What is being asked —
Return every entry exactly.

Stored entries
= = = = =

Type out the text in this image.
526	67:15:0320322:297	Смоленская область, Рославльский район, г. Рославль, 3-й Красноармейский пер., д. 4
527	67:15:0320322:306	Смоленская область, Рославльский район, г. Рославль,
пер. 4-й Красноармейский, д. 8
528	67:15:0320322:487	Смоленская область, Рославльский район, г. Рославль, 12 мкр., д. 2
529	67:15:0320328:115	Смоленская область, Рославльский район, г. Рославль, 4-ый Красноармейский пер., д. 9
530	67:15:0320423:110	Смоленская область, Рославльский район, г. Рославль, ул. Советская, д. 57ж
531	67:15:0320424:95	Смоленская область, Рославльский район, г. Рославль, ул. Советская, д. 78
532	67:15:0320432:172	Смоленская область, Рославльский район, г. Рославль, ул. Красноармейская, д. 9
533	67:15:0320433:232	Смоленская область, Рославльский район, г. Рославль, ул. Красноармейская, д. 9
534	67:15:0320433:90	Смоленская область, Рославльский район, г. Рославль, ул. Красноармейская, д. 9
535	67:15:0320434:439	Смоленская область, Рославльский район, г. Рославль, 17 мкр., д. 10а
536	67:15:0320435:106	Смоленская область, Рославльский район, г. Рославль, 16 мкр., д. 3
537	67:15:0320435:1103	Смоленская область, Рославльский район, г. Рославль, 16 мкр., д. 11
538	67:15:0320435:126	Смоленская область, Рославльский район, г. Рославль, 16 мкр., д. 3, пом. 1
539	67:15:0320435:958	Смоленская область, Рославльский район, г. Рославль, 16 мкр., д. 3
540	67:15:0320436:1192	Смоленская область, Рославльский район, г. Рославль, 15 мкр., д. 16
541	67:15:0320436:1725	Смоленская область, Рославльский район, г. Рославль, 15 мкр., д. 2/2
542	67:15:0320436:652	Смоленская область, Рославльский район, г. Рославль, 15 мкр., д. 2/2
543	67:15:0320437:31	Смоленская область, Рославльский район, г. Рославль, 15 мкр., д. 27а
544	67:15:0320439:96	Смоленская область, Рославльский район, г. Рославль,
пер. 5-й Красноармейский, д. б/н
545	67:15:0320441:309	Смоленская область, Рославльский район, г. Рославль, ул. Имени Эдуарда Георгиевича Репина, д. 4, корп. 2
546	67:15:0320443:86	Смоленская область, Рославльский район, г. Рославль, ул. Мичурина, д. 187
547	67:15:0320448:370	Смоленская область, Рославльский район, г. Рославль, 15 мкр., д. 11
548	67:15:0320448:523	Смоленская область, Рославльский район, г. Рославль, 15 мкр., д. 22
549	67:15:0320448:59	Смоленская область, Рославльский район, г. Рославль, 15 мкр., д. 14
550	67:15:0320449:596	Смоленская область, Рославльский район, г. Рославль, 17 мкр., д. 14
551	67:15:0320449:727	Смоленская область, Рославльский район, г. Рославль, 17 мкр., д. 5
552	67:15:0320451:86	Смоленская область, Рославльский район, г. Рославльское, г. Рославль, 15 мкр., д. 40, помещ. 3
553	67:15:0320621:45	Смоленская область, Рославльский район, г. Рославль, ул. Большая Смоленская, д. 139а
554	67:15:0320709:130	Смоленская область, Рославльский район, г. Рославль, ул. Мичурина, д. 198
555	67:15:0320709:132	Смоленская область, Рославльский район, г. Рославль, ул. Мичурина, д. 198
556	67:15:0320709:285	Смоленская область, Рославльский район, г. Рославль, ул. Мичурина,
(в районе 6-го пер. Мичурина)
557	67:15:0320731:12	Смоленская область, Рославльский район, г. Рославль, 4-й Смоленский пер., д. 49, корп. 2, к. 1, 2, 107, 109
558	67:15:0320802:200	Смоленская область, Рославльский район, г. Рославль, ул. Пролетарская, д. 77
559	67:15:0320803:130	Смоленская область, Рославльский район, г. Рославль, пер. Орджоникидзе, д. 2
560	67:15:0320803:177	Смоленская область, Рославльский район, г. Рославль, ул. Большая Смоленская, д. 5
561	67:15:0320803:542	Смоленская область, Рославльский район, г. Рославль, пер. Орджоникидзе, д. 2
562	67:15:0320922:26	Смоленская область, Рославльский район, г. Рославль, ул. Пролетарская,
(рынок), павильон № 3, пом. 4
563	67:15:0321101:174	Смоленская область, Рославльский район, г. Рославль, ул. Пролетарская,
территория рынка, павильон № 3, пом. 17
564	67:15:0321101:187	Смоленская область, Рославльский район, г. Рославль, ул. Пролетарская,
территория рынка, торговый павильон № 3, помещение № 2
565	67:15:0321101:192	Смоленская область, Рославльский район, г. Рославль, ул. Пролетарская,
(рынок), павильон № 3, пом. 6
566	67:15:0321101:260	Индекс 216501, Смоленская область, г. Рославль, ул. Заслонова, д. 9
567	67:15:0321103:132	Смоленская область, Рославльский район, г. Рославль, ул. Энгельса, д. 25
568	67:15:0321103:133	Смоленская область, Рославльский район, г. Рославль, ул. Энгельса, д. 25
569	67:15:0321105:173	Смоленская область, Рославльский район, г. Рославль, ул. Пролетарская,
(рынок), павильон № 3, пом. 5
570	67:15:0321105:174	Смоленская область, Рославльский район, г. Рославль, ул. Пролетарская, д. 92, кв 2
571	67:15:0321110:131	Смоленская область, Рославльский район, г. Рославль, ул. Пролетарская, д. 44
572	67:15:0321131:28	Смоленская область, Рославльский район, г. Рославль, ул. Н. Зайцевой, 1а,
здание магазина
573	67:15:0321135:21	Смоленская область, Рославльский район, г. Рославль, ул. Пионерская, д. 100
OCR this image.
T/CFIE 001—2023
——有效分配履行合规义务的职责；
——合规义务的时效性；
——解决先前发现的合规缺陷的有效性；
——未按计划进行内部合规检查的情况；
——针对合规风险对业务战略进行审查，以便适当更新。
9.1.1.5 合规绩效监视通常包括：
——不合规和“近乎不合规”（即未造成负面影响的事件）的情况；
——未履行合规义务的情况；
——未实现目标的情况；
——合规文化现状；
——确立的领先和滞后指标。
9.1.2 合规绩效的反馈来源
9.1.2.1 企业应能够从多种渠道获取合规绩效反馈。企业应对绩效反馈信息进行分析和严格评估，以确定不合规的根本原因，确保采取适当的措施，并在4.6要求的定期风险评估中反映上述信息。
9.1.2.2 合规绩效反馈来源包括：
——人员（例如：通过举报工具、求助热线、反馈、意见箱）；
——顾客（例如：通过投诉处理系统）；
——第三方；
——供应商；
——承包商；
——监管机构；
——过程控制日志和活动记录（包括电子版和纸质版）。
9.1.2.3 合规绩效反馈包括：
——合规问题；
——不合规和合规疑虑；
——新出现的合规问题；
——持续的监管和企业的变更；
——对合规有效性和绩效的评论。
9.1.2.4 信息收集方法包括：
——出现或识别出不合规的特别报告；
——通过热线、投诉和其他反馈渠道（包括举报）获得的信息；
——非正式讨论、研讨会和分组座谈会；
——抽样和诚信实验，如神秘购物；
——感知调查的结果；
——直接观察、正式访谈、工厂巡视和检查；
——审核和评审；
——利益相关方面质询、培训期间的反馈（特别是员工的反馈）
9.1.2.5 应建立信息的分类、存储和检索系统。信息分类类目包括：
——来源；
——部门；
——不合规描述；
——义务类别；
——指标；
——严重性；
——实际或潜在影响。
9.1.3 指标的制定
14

= = = = =

Exercise output —
Type out the text in this image.
526	67:15:0320322:297	Смоленская область, Рославльский район, г. Рославль, 3-й Красноармейский пер., д. 4
527	67:15:0320322:306	Смоленская область, Рославльский район, г. Рославль,
пер. 4-й Красноармейский, д. 8
528	67:15:0320322:487	Смоленская область, Рославльский район, г. Рославль, 12 мкр., д. 2
529	67:15:0320328:115	Смоленская область, Рославльский район, г. Рославль, 4-ый Красноармейский пер., д. 9
530	67:15:0320423:110	Смоленская область, Рославльский район, г. Рославль, ул. Советская, д. 57ж
531	67:15:0320424:95	Смоленская область, Рославльский район, г. Рославль, ул. Советская, д. 78
532	67:15:0320432:172	Смоленская область, Рославльский район, г. Рославль, ул. Красноармейская, д. 9
533	67:15:0320433:232	Смоленская область, Рославльский район, г. Рославль, ул. Красноармейская, д. 9
534	67:15:0320433:90	Смоленская область, Рославльский район, г. Рославль, ул. Красноармейская, д. 9
535	67:15:0320434:439	Смоленская область, Рославльский район, г. Рославль, 17 мкр., д. 10а
536	67:15:0320435:106	Смоленская область, Рославльский район, г. Рославль, 16 мкр., д. 3
537	67:15:0320435:1103	Смоленская область, Рославльский район, г. Рославль, 16 мкр., д. 11
538	67:15:0320435:126	Смоленская область, Рославльский район, г. Рославль, 16 мкр., д. 3, пом. 1
539	67:15:0320435:958	Смоленская область, Рославльский район, г. Рославль, 16 мкр., д. 3
540	67:15:0320436:1192	Смоленская область, Рославльский район, г. Рославль, 15 мкр., д. 16
541	67:15:0320436:1725	Смоленская область, Рославльский район, г. Рославль, 15 мкр., д. 2/2
542	67:15:0320436:652	Смоленская область, Рославльский район, г. Рославль, 15 мкр., д. 2/2
543	67:15:0320437:31	Смоленская область, Рославльский район, г. Рославль, 15 мкр., д. 27а
544	67:15:0320439:96	Смоленская область, Рославльский район, г. Рославль,
пер. 5-й Красноармейский, д. б/н
545	67:15:0320441:309	Смоленская область, Рославльский район, г. Рославль, ул. Имени Эдуарда Георгиевича Репина, д. 4, корп. 2
546	67:15:0320443:86	Смоленская область, Рославльский район, г. Рославль, ул. Мичурина, д. 187
547	67:15:0320448:370	Смоленская область, Рославльский район, г. Рославль, 15 мкр., д. 11
548	67:15:0320448:523	Смоленская область, Рославльский район, г. Рославль, 15 мкр., д. 22
549	67:15:0320448:59	Смоленская область, Рославльский район, г. Рославль, 15 мкр., д. 14
550	67:15:0320449:596	Смоленская область, Рославльский район, г. Рославль, 17 мкр., д. 14
551	67:15:0320449:727	Смоленская область, Рославльский район, г. Рославль, 17 мкр., д. 5
552	67:15:0320451:86	Смоленская область, Рославльский район, г. Рославльское, г. Рославль, 15 мкр., д. 40, помещ. 3
553	67:15:0320621:45	Смоленская область, Рославльский район, г. Рославль, ул. Большая Смоленская, д. 139а
554	67:15:0320709:130	Смоленская область, Рославльский район, г. Рославль, ул. Мичурина, д. 198
555	67:15:0320709:132	Смоленская область, Рославльский район, г. Рославль, ул. Мичурина, д. 198
556	67:15:0320709:285	Смоленская область, Рославльский район, г. Рославль, ул. Мичурина,
(в районе 6-го пер. Мичурина)
557	67:15:0320731:12	Смоленская область, Рославльский район, г. Рославль, 4-й Смоленский пер., д. 49, корп. 2, к. 1, 2, 107, 109
558	67:15:0320802:200	Смоленская область, Рославльский район, г. Рославль, ул. Пролетарская, д. 77
559	67:15:0320803:130	Смоленская область, Рославльский район, г. Рославль, пер. Орджоникидзе, д. 2
560	67:15:0320803:177	Смоленская область, Рославльский район, г. Рославль, ул. Большая Смоленская, д. 5
561	67:15:0320803:542	Смоленская область, Рославльский район, г. Рославль, пер. Орджоникидзе, д. 2
562	67:15:0320922:26	Смоленская область, Рославльский район, г. Рославль, ул. Пролетарская,
(рынок), павильон № 3, пом. 4
563	67:15:0321101:174	Смоленская область, Рославльский район, г. Рославль, ул. Пролетарская,
территория рынка, павильон № 3, пом. 17
564	67:15:0321101:187	Смоленская область, Рославльский район, г. Рославль, ул. Пролетарская,
территория рынка, торговый павильон № 3, помещение № 2
565	67:15:0321101:192	Смоленская область, Рославльский район, г. Рославль, ул. Пролетарская,
(рынок), павильон № 3, пом. 6
566	67:15:0321101:260	Индекс 216501, Смоленская область, г. Рославль, ул. Заслонова, д. 9
567	67:15:0321103:132	Смоленская область, Рославльский район, г. Рославль, ул. Энгельса, д. 25
568	67:15:0321103:133	Смоленская область, Рославльский район, г. Рославль, ул. Энгельса, д. 25
569	67:15:0321105:173	Смоленская область, Рославльский район, г. Рославль, ул. Пролетарская,
(рынок), павильон № 3, пом. 5
570	67:15:0321105:174	Смоленская область, Рославльский район, г. Рославль, ул. Пролетарская, д. 92, кв 2
571	67:15:0321110:131	Смоленская область, Рославльский район, г. Рославль, ул. Пролетарская, д. 44
572	67:15:0321131:28	Смоленская область, Рославльский район, г. Рославль, ул. Н. Зайцевой, 1а,
здание магазина
573	67:15:0321135:21	Смоленская область, Рославльский район, г. Рославль, ул. Пионерская, д. 100
OCR this image.
T/CFIE 001—2023
——有效分配履行合规义务的职责；
——合规义务的时效性；
——解决先前发现的合规缺陷的有效性；
——未按计划进行内部合规检查的情况；
——针对合规风险对业务战略进行审查，以便适当更新。
9.1.1.5 合规绩效监视通常包括：
——不合规和“近乎不合规”（即未造成负面影响的事件）的情况；
——未履行合规义务的情况；
——未实现目标的情况；
——合规文化现状；
——确立的领先和滞后指标。
9.1.2 合规绩效的反馈来源
9.1.2.1 企业应能够从多种渠道获取合规绩效反馈。企业应对绩效反馈信息进行分析和严格评估，以确定不合规的根本原因，确保采取适当的措施，并在4.6要求的定期风险评估中反映上述信息。
9.1.2.2 合规绩效反馈来源包括：
——人员（例如：通过举报工具、求助热线、反馈、意见箱）；
——顾客（例如：通过投诉处理系统）；
——第三方；
——供应商；
——承包商；
——监管机构；
——过程控制日志和活动记录（包括电子版和纸质版）。
9.1.2.3 合规绩效反馈包括：
——合规问题；
——不合规和合规疑虑；
——新出现的合规问题；
——持续的监管和企业的变更；
——对合规有效性和绩效的评论。
9.1.2.4 信息收集方法包括：
——出现或识别出不合规的特别报告；
——通过热线、投诉和其他反馈渠道（包括举报）获得的信息；
——非正式讨论、研讨会和分组座谈会；
——抽样和诚信实验，如神秘购物；
——感知调查的结果；
——直接观察、正式访谈、工厂巡视和检查；
——审核和评审；
——利益相关方面质询、培训期间的反馈（特别是员工的反馈）
9.1.2.5 应建立信息的分类、存储和检索系统。信息分类类目包括：
——来源；
——部门；
——不合规描述；
——义务类别；
——指标；
——严重性；
——实际或潜在影响。
9.1.3 指标的制定
14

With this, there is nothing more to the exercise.